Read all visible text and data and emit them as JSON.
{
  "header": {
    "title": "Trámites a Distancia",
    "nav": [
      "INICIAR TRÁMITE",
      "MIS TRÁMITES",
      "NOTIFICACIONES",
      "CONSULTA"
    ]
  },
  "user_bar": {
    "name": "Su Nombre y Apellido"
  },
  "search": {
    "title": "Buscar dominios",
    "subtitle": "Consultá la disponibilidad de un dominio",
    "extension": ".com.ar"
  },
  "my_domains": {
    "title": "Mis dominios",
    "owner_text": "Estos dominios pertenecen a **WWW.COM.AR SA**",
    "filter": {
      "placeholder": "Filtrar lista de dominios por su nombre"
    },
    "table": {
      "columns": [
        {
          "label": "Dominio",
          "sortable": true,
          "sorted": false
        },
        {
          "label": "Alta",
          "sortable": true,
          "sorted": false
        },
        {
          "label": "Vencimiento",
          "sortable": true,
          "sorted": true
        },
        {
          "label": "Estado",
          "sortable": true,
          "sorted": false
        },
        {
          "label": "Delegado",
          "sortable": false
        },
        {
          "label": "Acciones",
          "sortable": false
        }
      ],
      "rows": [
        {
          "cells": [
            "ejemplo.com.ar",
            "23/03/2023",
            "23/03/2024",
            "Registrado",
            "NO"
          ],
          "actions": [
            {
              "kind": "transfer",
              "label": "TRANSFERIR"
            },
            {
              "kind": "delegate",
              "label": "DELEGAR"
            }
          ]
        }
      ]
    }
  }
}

------------------------------

Restate the listing above word for word.

(Final answer):
Read all visible text and data and emit them as JSON.
{
  "header": {
    "title": "Trámites a Distancia",
    "nav": [
      "INICIAR TRÁMITE",
      "MIS TRÁMITES",
      "NOTIFICACIONES",
      "CONSULTA"
    ]
  },
  "user_bar": {
    "name": "Su Nombre y Apellido"
  },
  "search": {
    "title": "Buscar dominios",
    "subtitle": "Consultá la disponibilidad de un dominio",
    "extension": ".com.ar"
  },
  "my_domains": {
    "title": "Mis dominios",
    "owner_text": "Estos dominios pertenecen a **WWW.COM.AR SA**",
    "filter": {
      "placeholder": "Filtrar lista de dominios por su nombre"
    },
    "table": {
      "columns": [
        {
          "label": "Dominio",
          "sortable": true,
          "sorted": false
        },
        {
          "label": "Alta",
          "sortable": true,
          "sorted": false
        },
        {
          "label": "Vencimiento",
          "sortable": true,
          "sorted": true
        },
        {
          "label": "Estado",
          "sortable": true,
          "sorted": false
        },
        {
          "label": "Delegado",
          "sortable": false
        },
        {
          "label": "Acciones",
          "sortable": false
        }
      ],
      "rows": [
        {
          "cells": [
            "ejemplo.com.ar",
            "23/03/2023",
            "23/03/2024",
            "Registrado",
            "NO"
          ],
          "actions": [
            {
              "kind": "transfer",
              "label": "TRANSFERIR"
            },
            {
              "kind": "delegate",
              "label": "DELEGAR"
            }
          ]
        }
      ]
    }
  }
}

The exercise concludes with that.